→ **WHAT YOU NEED TO DO**
Starting at the line that contains "Read out every word on this page.", restate each line word for word through the final line of the data, keeping both ends.

→ **Items from a data source**
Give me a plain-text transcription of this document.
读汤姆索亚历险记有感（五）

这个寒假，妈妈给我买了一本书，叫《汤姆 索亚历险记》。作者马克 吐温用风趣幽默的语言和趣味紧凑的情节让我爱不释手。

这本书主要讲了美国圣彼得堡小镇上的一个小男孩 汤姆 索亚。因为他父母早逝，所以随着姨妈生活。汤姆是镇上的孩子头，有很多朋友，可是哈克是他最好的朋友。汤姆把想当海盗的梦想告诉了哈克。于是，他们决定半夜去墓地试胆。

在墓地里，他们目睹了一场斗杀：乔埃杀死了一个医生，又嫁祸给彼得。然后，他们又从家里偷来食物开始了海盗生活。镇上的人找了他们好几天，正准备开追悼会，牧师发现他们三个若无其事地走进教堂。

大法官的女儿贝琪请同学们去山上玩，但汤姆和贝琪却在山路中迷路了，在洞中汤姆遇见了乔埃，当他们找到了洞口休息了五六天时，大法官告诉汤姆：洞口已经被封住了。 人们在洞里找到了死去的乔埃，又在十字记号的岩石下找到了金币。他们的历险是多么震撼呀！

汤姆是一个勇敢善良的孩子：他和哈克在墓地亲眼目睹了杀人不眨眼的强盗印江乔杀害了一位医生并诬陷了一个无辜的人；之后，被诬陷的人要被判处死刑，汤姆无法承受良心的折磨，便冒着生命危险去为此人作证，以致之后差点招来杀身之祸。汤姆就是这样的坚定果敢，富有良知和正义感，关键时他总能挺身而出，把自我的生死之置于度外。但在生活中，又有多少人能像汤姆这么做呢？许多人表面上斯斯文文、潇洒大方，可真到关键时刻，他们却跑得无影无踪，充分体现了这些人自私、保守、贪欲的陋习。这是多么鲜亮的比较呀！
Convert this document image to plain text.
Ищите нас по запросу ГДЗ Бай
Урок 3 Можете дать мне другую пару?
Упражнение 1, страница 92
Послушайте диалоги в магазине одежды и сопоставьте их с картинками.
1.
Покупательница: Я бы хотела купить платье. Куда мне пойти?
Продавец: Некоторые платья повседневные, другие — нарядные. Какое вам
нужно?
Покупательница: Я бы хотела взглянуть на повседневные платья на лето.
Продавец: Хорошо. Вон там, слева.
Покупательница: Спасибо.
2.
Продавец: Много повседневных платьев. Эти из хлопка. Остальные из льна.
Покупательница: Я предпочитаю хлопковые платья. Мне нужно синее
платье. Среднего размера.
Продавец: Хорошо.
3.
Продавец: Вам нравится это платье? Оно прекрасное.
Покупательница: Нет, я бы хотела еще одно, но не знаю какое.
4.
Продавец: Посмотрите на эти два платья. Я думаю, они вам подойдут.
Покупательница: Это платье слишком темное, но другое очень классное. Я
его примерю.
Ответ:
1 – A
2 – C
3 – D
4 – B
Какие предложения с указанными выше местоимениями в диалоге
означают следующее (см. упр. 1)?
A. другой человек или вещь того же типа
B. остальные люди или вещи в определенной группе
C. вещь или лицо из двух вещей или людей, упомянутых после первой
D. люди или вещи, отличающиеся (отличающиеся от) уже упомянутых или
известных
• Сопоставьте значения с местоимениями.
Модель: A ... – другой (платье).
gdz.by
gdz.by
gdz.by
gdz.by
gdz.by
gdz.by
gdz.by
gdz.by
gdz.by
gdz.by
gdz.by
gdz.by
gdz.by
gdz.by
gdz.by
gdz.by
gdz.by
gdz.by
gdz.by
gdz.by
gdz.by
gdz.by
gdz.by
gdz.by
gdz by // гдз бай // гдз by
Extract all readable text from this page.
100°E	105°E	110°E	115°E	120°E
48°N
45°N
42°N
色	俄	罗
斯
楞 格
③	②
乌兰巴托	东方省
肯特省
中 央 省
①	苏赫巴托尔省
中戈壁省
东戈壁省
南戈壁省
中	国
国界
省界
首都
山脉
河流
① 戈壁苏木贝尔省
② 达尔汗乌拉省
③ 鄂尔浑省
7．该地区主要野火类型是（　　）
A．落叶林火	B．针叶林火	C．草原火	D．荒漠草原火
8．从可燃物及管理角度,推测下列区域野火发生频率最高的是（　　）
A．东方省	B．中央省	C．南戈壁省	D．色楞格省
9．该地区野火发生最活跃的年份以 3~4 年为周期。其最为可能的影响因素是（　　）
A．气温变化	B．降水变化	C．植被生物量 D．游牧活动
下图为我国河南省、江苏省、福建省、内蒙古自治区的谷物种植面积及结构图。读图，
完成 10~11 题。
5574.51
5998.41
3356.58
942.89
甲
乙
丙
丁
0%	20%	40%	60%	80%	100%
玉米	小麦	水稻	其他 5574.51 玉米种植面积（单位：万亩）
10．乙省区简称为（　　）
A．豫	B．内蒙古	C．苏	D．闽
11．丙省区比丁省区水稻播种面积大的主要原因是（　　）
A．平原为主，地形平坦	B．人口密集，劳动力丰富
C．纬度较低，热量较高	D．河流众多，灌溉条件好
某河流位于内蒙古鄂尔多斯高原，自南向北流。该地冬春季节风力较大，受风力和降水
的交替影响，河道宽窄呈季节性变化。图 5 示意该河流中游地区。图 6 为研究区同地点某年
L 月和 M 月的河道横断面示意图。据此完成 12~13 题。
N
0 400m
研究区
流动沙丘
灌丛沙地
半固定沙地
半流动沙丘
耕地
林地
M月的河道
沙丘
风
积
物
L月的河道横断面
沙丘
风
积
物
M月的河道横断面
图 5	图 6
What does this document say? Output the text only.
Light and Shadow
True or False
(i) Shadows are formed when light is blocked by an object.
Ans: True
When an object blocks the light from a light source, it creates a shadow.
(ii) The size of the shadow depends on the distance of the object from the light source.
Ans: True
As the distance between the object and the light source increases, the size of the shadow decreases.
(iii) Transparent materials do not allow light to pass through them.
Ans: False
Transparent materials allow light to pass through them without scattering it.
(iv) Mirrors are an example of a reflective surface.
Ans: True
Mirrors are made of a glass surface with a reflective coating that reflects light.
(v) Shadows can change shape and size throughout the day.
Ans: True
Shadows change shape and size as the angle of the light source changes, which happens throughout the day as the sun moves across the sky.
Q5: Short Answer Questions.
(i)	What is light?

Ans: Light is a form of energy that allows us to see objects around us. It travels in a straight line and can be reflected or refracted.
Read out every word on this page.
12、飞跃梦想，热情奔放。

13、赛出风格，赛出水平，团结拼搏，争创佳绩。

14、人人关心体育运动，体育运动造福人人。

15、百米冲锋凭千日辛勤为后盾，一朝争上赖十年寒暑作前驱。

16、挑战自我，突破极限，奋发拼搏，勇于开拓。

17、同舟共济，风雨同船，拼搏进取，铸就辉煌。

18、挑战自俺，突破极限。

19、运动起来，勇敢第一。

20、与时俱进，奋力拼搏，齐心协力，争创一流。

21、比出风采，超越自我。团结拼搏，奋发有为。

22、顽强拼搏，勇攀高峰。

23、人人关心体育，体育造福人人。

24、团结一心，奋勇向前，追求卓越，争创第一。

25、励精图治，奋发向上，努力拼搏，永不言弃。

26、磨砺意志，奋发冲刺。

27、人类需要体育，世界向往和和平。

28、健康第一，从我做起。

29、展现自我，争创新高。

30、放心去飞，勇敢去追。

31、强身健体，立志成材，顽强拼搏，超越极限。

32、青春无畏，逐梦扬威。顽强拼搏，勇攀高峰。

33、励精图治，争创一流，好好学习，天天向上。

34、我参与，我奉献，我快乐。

→ **TASK OUTPUT**
Read out every word on this page.
12、飞跃梦想，热情奔放。

13、赛出风格，赛出水平，团结拼搏，争创佳绩。

14、人人关心体育运动，体育运动造福人人。

15、百米冲锋凭千日辛勤为后盾，一朝争上赖十年寒暑作前驱。

16、挑战自我，突破极限，奋发拼搏，勇于开拓。

17、同舟共济，风雨同船，拼搏进取，铸就辉煌。

18、挑战自俺，突破极限。

19、运动起来，勇敢第一。

20、与时俱进，奋力拼搏，齐心协力，争创一流。

21、比出风采，超越自我。团结拼搏，奋发有为。

22、顽强拼搏，勇攀高峰。

23、人人关心体育，体育造福人人。

24、团结一心，奋勇向前，追求卓越，争创第一。

25、励精图治，奋发向上，努力拼搏，永不言弃。

26、磨砺意志，奋发冲刺。

27、人类需要体育，世界向往和和平。

28、健康第一，从我做起。

29、展现自我，争创新高。

30、放心去飞，勇敢去追。

31、强身健体，立志成材，顽强拼搏，超越极限。

32、青春无畏，逐梦扬威。顽强拼搏，勇攀高峰。

33、励精图治，争创一流，好好学习，天天向上。

34、我参与，我奉献，我快乐。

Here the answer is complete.